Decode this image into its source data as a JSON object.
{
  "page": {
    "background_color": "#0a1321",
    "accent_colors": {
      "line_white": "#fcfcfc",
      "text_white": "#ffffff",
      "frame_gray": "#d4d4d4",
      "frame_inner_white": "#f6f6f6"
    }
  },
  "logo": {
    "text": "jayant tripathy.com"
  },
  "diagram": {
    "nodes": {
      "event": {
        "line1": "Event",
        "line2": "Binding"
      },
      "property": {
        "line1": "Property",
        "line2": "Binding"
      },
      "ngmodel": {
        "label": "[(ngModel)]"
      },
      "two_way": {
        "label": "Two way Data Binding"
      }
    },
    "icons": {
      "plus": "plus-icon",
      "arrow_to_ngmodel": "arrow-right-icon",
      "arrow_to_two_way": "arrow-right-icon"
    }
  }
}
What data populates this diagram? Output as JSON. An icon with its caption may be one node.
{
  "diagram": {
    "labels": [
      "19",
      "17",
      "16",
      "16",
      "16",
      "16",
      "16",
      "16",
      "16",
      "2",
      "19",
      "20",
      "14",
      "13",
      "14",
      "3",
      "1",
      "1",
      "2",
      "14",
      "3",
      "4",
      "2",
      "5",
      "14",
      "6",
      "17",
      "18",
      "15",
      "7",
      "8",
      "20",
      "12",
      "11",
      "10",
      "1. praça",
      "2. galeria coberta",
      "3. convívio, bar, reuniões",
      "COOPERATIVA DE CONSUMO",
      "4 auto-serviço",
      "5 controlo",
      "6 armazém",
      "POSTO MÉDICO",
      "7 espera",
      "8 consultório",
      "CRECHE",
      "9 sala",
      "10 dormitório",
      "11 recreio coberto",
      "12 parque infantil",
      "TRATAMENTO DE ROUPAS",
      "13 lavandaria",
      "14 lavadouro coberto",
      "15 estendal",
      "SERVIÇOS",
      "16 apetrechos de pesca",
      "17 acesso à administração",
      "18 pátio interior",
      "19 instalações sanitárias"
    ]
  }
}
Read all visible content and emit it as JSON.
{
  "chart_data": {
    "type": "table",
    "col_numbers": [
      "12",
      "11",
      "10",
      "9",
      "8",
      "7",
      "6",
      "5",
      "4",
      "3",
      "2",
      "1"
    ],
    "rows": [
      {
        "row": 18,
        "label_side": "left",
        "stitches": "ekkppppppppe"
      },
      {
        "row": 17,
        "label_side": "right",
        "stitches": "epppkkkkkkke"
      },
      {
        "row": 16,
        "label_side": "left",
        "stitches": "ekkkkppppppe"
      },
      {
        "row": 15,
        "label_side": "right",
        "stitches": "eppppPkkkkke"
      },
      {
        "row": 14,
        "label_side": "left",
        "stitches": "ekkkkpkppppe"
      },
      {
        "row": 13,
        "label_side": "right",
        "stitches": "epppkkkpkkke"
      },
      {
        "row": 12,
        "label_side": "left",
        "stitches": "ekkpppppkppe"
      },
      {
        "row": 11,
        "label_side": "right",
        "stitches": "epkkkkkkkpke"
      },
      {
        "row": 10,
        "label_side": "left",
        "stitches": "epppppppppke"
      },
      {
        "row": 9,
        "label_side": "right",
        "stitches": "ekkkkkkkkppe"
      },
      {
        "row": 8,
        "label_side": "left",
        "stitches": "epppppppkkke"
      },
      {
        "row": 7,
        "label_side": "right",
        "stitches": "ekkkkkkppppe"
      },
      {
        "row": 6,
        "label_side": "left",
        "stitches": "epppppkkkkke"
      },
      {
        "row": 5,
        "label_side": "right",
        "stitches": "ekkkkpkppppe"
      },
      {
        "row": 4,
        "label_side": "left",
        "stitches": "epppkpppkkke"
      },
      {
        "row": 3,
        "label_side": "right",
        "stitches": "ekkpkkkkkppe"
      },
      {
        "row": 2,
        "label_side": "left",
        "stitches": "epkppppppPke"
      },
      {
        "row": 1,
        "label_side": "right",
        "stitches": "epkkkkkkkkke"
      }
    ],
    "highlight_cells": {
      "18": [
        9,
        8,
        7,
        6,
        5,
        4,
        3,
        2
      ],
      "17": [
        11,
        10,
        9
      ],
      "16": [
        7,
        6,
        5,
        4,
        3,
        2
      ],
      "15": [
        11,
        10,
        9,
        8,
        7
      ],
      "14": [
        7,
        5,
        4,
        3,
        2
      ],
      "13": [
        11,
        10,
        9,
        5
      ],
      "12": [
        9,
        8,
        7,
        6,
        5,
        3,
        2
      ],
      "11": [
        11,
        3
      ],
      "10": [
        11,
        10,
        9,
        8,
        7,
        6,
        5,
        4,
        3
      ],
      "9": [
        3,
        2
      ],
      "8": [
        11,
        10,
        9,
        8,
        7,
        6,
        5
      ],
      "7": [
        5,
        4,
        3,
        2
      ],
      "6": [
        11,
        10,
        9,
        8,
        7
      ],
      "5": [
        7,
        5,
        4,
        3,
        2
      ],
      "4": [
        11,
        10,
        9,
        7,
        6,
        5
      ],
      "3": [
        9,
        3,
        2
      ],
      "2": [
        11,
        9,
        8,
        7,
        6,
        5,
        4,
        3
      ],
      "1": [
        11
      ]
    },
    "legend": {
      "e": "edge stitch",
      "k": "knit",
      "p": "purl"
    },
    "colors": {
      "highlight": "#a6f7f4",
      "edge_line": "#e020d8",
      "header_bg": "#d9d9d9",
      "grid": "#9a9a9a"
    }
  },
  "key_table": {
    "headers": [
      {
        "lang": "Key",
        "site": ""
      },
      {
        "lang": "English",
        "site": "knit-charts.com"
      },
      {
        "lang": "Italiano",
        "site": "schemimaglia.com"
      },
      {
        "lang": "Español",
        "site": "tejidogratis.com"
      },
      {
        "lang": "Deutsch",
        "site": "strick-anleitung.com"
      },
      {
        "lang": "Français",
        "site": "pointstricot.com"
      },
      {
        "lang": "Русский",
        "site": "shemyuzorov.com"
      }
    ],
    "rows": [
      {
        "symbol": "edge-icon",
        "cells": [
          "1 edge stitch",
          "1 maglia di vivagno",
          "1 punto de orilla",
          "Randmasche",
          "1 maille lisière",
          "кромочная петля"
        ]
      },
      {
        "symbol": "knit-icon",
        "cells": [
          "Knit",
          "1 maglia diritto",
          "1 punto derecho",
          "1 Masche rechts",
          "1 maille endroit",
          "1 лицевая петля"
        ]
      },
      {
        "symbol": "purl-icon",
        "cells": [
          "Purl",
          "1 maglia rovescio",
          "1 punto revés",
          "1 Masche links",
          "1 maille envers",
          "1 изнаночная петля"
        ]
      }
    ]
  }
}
——————
■ Required work
From the data above, extract every line in its exact form.

■ Answer for this exercise
Decode this image into its source data as a JSON object.
{
  "page": {
    "background_color": "#0a1321",
    "accent_colors": {
      "line_white": "#fcfcfc",
      "text_white": "#ffffff",
      "frame_gray": "#d4d4d4",
      "frame_inner_white": "#f6f6f6"
    }
  },
  "logo": {
    "text": "jayant tripathy.com"
  },
  "diagram": {
    "nodes": {
      "event": {
        "line1": "Event",
        "line2": "Binding"
      },
      "property": {
        "line1": "Property",
        "line2": "Binding"
      },
      "ngmodel": {
        "label": "[(ngModel)]"
      },
      "two_way": {
        "label": "Two way Data Binding"
      }
    },
    "icons": {
      "plus": "plus-icon",
      "arrow_to_ngmodel": "arrow-right-icon",
      "arrow_to_two_way": "arrow-right-icon"
    }
  }
}
What data populates this diagram? Output as JSON. An icon with its caption may be one node.
{
  "diagram": {
    "labels": [
      "19",
      "17",
      "16",
      "16",
      "16",
      "16",
      "16",
      "16",
      "16",
      "2",
      "19",
      "20",
      "14",
      "13",
      "14",
      "3",
      "1",
      "1",
      "2",
      "14",
      "3",
      "4",
      "2",
      "5",
      "14",
      "6",
      "17",
      "18",
      "15",
      "7",
      "8",
      "20",
      "12",
      "11",
      "10",
      "1. praça",
      "2. galeria coberta",
      "3. convívio, bar, reuniões",
      "COOPERATIVA DE CONSUMO",
      "4 auto-serviço",
      "5 controlo",
      "6 armazém",
      "POSTO MÉDICO",
      "7 espera",
      "8 consultório",
      "CRECHE",
      "9 sala",
      "10 dormitório",
      "11 recreio coberto",
      "12 parque infantil",
      "TRATAMENTO DE ROUPAS",
      "13 lavandaria",
      "14 lavadouro coberto",
      "15 estendal",
      "SERVIÇOS",
      "16 apetrechos de pesca",
      "17 acesso à administração",
      "18 pátio interior",
      "19 instalações sanitárias"
    ]
  }
}
Read all visible content and emit it as JSON.
{
  "chart_data": {
    "type": "table",
    "col_numbers": [
      "12",
      "11",
      "10",
      "9",
      "8",
      "7",
      "6",
      "5",
      "4",
      "3",
      "2",
      "1"
    ],
    "rows": [
      {
        "row": 18,
        "label_side": "left",
        "stitches": "ekkppppppppe"
      },
      {
        "row": 17,
        "label_side": "right",
        "stitches": "epppkkkkkkke"
      },
      {
        "row": 16,
        "label_side": "left",
        "stitches": "ekkkkppppppe"
      },
      {
        "row": 15,
        "label_side": "right",
        "stitches": "eppppPkkkkke"
      },
      {
        "row": 14,
        "label_side": "left",
        "stitches": "ekkkkpkppppe"
      },
      {
        "row": 13,
        "label_side": "right",
        "stitches": "epppkkkpkkke"
      },
      {
        "row": 12,
        "label_side": "left",
        "stitches": "ekkpppppkppe"
      },
      {
        "row": 11,
        "label_side": "right",
        "stitches": "epkkkkkkkpke"
      },
      {
        "row": 10,
        "label_side": "left",
        "stitches": "epppppppppke"
      },
      {
        "row": 9,
        "label_side": "right",
        "stitches": "ekkkkkkkkppe"
      },
      {
        "row": 8,
        "label_side": "left",
        "stitches": "epppppppkkke"
      },
      {
        "row": 7,
        "label_side": "right",
        "stitches": "ekkkkkkppppe"
      },
      {
        "row": 6,
        "label_side": "left",
        "stitches": "epppppkkkkke"
      },
      {
        "row": 5,
        "label_side": "right",
        "stitches": "ekkkkpkppppe"
      },
      {
        "row": 4,
        "label_side": "left",
        "stitches": "epppkpppkkke"
      },
      {
        "row": 3,
        "label_side": "right",
        "stitches": "ekkpkkkkkppe"
      },
      {
        "row": 2,
        "label_side": "left",
        "stitches": "epkppppppPke"
      },
      {
        "row": 1,
        "label_side": "right",
        "stitches": "epkkkkkkkkke"
      }
    ],
    "highlight_cells": {
      "18": [
        9,
        8,
        7,
        6,
        5,
        4,
        3,
        2
      ],
      "17": [
        11,
        10,
        9
      ],
      "16": [
        7,
        6,
        5,
        4,
        3,
        2
      ],
      "15": [
        11,
        10,
        9,
        8,
        7
      ],
      "14": [
        7,
        5,
        4,
        3,
        2
      ],
      "13": [
        11,
        10,
        9,
        5
      ],
      "12": [
        9,
        8,
        7,
        6,
        5,
        3,
        2
      ],
      "11": [
        11,
        3
      ],
      "10": [
        11,
        10,
        9,
        8,
        7,
        6,
        5,
        4,
        3
      ],
      "9": [
        3,
        2
      ],
      "8": [
        11,
        10,
        9,
        8,
        7,
        6,
        5
      ],
      "7": [
        5,
        4,
        3,
        2
      ],
      "6": [
        11,
        10,
        9,
        8,
        7
      ],
      "5": [
        7,
        5,
        4,
        3,
        2
      ],
      "4": [
        11,
        10,
        9,
        7,
        6,
        5
      ],
      "3": [
        9,
        3,
        2
      ],
      "2": [
        11,
        9,
        8,
        7,
        6,
        5,
        4,
        3
      ],
      "1": [
        11
      ]
    },
    "legend": {
      "e": "edge stitch",
      "k": "knit",
      "p": "purl"
    },
    "colors": {
      "highlight": "#a6f7f4",
      "edge_line": "#e020d8",
      "header_bg": "#d9d9d9",
      "grid": "#9a9a9a"
    }
  },
  "key_table": {
    "headers": [
      {
        "lang": "Key",
        "site": ""
      },
      {
        "lang": "English",
        "site": "knit-charts.com"
      },
      {
        "lang": "Italiano",
        "site": "schemimaglia.com"
      },
      {
        "lang": "Español",
        "site": "tejidogratis.com"
      },
      {
        "lang": "Deutsch",
        "site": "strick-anleitung.com"
      },
      {
        "lang": "Français",
        "site": "pointstricot.com"
      },
      {
        "lang": "Русский",
        "site": "shemyuzorov.com"
      }
    ],
    "rows": [
      {
        "symbol": "edge-icon",
        "cells": [
          "1 edge stitch",
          "1 maglia di vivagno",
          "1 punto de orilla",
          "Randmasche",
          "1 maille lisière",
          "кромочная петля"
        ]
      },
      {
        "symbol": "knit-icon",
        "cells": [
          "Knit",
          "1 maglia diritto",
          "1 punto derecho",
          "1 Masche rechts",
          "1 maille endroit",
          "1 лицевая петля"
        ]
      },
      {
        "symbol": "purl-icon",
        "cells": [
          "Purl",
          "1 maglia rovescio",
          "1 punto revés",
          "1 Masche links",
          "1 maille envers",
          "1 изнаночная петля"
        ]
      }
    ]
  }
}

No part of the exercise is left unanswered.